§ **Consigna A**
Responde a partir de la nota sobre el derecho a la ciudad:
(i) ¿Cuántos artículos tiene el proyecto?
(ii) ¿Qué organismo deberá elaborar informes técnicos con indicadores sobre el grado de satisfacción de los habitantes?
(iii) ¿Cuántos problemas asociados a conflictos territoriales en el área metropolitana se han constatado en los últimos tres años, según González?
§ **Consigna B**
Prolonga la nota sobre el proyecto de ley del derecho a la ciudad a partir de su último párrafo.

Con los votos del Frente Amplio (FA), la Cámara de Senadores aprobó este martes el proyecto de ley presentado en 2025 para garantizar el derecho a la ciudad. Desde el oficialismo se ha señalado que se trata de “un concepto que se manifiesta en diversos instrumentos internacionales” y que es respaldado, por ejemplo, por ONU Hábitat y Unesco. Los senadores nacionalistas y colorados votaron en contra de la iniciativa, que ahora será tratada en la Cámara de Diputados.
El proyecto, que tiene diez artículos, establece un conjunto de acciones en pos de “la efectivización, monitoreo y evaluación de los componentes que integran el derecho a la ciudad”. Con el objetivo de “observar y evaluar vulneraciones al derecho a la ciudad” y para “generar y promover propuestas para coordinar acciones y medidas entre los distintos actores públicos, privados y la sociedad civil organizada”, se dispone la creación de un Consejo Consultivo Honorario de Derecho a la Ciudad, que será integrado por representantes de distintos ministerios, el Poder Judicial, la Universidad de la República, la Administración Nacional de Educación Pública, el Instituto del Niño y el Adolescente, el PIT-CNT, el Instituto Nacional de las Mujeres y el Congreso de Intendentes, entre otros organismos.
A su vez, la iniciativa establece que el Instituto Nacional de Estadística analice, evalúe, y elabore informes técnicos con indicadores sobre el grado de satisfacción de los habitantes sobre los diferentes derechos que comprende el denominado derecho a la ciudad.
El senador del FA Gustavo González, impulsor de la iniciativa, afirmó al momento de la votación que “el mundo va hacia una urbanización feroz”, ya que “en los próximos años cada vez más gente va a vivir en las ciudades, con todos sus problemas”. Estos, sostuvo, “son temas que deben tratarlos ya no solamente un intendente o un ministro”, sino “varios ministerios” en conjunto con la sociedad civil.
González señaló que en los últimos tres años se han constatado 177 “problemas asociados a conflictos territoriales” en el área metropolitana. Estos problemas tienen que ver con el uso del suelo, el acceso al agua, el acoso sexual a mujeres en espacios públicos, la seguridad, el transporte, la accesibilidad y los espacios públicos. “Se requiere un cambio de paradigma”, afirmó el senador frenteamplista.

§ **Datos proporcionados**
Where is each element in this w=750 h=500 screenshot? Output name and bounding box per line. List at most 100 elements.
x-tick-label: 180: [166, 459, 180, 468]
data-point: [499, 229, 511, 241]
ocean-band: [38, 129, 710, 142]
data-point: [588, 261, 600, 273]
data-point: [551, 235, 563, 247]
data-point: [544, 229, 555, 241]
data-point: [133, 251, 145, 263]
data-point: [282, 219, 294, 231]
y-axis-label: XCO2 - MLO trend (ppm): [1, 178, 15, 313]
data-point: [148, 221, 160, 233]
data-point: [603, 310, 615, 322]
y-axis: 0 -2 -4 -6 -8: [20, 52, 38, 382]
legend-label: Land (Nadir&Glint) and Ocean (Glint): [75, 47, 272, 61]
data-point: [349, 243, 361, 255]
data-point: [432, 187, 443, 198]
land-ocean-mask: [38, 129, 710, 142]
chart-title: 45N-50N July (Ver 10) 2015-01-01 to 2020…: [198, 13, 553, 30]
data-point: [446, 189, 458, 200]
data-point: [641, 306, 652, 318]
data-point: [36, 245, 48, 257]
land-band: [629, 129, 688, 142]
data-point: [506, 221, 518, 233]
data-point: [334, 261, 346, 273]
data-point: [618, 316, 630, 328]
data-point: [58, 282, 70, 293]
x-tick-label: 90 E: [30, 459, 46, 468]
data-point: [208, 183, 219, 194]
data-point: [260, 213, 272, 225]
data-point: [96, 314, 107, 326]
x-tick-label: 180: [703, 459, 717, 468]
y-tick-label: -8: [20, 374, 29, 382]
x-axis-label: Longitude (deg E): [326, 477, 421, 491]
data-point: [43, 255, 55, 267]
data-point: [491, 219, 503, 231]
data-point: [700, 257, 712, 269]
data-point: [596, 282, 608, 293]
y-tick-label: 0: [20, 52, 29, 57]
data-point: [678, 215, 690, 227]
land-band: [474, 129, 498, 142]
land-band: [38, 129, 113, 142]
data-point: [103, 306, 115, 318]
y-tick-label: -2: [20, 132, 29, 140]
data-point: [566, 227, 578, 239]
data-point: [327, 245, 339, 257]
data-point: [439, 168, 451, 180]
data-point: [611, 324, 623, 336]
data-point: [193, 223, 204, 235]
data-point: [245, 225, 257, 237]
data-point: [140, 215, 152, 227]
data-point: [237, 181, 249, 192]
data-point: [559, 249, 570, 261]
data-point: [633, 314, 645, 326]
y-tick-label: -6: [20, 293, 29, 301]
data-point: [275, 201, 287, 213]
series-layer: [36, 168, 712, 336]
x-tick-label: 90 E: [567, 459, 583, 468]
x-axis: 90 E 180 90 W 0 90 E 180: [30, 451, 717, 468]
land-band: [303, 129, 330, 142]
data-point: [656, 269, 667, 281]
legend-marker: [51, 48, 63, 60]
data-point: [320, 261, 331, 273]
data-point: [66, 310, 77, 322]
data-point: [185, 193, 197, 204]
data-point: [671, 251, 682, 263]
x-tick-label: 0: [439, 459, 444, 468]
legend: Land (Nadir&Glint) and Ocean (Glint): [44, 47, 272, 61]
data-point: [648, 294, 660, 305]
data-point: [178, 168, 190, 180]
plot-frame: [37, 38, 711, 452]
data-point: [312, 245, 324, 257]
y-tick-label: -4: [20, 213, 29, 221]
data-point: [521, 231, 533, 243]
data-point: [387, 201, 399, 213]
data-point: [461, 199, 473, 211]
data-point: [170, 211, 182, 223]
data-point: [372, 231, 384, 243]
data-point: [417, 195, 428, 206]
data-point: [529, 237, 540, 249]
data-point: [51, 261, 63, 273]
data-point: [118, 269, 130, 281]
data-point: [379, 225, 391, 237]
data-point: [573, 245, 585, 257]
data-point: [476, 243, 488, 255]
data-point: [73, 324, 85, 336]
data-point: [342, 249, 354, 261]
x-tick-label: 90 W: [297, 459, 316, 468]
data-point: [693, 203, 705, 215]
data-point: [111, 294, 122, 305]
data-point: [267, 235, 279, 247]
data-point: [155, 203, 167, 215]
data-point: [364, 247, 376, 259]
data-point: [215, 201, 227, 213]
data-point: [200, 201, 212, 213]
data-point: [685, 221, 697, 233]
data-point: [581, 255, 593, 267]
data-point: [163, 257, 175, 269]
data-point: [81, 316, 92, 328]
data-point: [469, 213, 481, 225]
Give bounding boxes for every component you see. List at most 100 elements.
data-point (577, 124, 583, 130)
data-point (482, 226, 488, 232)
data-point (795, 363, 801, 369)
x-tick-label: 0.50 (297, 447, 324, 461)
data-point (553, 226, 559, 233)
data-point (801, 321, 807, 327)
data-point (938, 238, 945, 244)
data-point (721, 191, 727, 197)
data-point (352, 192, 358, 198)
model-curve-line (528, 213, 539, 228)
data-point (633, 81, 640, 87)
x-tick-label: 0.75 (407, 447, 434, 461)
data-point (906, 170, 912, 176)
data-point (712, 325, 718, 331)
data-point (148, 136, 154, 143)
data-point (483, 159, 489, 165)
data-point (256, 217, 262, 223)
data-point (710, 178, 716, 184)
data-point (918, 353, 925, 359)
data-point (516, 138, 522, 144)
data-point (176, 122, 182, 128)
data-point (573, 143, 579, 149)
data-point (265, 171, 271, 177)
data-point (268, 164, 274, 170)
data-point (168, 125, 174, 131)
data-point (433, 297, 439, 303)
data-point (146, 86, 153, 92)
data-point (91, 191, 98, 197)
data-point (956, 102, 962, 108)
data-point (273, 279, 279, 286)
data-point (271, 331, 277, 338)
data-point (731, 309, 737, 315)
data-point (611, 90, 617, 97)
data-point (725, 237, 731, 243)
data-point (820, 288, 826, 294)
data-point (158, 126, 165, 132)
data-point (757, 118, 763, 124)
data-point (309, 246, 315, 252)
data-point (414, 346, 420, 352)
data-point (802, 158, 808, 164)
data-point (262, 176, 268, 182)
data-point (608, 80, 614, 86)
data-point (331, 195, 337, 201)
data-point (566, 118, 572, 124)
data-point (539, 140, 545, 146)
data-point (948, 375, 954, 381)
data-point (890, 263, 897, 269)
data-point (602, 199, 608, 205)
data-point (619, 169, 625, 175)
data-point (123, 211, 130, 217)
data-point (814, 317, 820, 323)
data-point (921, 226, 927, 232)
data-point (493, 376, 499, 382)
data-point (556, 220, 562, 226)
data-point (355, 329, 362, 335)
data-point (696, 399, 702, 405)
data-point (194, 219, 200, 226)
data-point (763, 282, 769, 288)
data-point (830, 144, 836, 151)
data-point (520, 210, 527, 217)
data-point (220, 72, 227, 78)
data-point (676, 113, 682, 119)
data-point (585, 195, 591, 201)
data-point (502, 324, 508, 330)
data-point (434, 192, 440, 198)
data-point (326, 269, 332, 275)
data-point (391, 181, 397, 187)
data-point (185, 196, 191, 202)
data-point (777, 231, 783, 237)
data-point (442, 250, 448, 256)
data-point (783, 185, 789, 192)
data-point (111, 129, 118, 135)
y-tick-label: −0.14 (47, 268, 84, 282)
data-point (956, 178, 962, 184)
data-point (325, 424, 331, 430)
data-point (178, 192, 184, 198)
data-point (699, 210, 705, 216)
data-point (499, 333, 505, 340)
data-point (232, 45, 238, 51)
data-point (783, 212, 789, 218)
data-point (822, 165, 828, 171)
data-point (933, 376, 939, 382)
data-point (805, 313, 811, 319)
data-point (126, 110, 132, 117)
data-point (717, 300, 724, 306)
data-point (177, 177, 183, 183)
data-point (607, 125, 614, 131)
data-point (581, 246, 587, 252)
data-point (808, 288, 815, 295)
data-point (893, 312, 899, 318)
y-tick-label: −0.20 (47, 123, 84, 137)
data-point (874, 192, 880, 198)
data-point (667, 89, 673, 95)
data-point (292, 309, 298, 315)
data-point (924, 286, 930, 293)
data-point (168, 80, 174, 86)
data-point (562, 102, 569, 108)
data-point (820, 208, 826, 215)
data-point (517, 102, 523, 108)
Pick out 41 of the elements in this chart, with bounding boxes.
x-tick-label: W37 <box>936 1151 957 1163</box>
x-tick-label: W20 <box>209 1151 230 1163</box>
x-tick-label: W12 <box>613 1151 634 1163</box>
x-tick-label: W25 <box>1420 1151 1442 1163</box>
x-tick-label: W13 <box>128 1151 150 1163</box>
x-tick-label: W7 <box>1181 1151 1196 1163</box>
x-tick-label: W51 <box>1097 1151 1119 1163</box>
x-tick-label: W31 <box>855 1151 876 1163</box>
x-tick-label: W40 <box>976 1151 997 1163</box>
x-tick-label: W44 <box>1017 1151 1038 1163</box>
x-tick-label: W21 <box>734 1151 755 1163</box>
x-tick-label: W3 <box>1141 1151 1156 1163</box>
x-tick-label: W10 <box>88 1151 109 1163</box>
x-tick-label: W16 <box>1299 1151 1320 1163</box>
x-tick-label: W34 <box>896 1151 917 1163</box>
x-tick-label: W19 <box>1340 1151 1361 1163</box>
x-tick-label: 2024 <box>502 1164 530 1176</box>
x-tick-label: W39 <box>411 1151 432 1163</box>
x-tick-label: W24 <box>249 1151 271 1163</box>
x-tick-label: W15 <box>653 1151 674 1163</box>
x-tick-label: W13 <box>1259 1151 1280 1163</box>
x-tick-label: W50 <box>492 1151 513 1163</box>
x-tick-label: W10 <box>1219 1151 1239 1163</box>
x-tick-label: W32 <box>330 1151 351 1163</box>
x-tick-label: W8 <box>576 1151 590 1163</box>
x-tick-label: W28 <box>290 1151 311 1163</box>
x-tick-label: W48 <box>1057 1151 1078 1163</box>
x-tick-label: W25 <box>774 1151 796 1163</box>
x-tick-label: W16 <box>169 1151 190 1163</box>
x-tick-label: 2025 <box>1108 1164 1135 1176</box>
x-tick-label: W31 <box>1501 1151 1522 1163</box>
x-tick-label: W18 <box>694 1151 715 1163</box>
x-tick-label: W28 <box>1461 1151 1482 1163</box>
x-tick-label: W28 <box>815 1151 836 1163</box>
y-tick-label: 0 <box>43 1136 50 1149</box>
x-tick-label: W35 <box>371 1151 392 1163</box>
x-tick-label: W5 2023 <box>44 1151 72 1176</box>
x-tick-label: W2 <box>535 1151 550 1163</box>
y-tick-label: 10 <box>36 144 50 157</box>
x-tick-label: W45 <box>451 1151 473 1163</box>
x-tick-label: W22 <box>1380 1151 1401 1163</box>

§ **Respuesta A**
(i) Diez.
(ii) El Instituto Nacional de Estadística.
(iii) 177.

§ **Respuesta B**
González dijo que por todos estos temas resulta “importante que en este país contemos con un proyecto de ley que tácitamente hable del derecho a la ciudad”. Sostuvo que la iniciativa “presenta una oportunidad relevante para la articulación y la jerarquización de instrumentos existentes”. “Este proyecto constituye una oportunidad para consolidar un enfoque de políticas públicas centrado en la sostenibilidad de sus múltiples dimensiones”, agregó.
Bordaberry cuestionó la oportunidad del proyecto
A su turno, el senador colorado Pedro Bordaberry sostuvo que el proyecto presentado por el FA “está equivocado en tres planos: la oportunidad, concepción y contenido”. Con respecto a la oportunidad, criticó que el Senado dedique su tiempo a “debatir la declaración de un día nacional, la creación de un Consejo Consultivo Honorario y la enunciación de un derecho que todos reconocemos, mientras tanto descansan en las comisiones proyectos de ley que atienden la inseguridad pública, que crean figuras delictivas para combatir el narcotráfico y el crimen organizado, que proponen medidas para mejorar la situación económica del país”, iniciativas que justamente “darían una mejor ciudad y darían más derecho a la ciudad”.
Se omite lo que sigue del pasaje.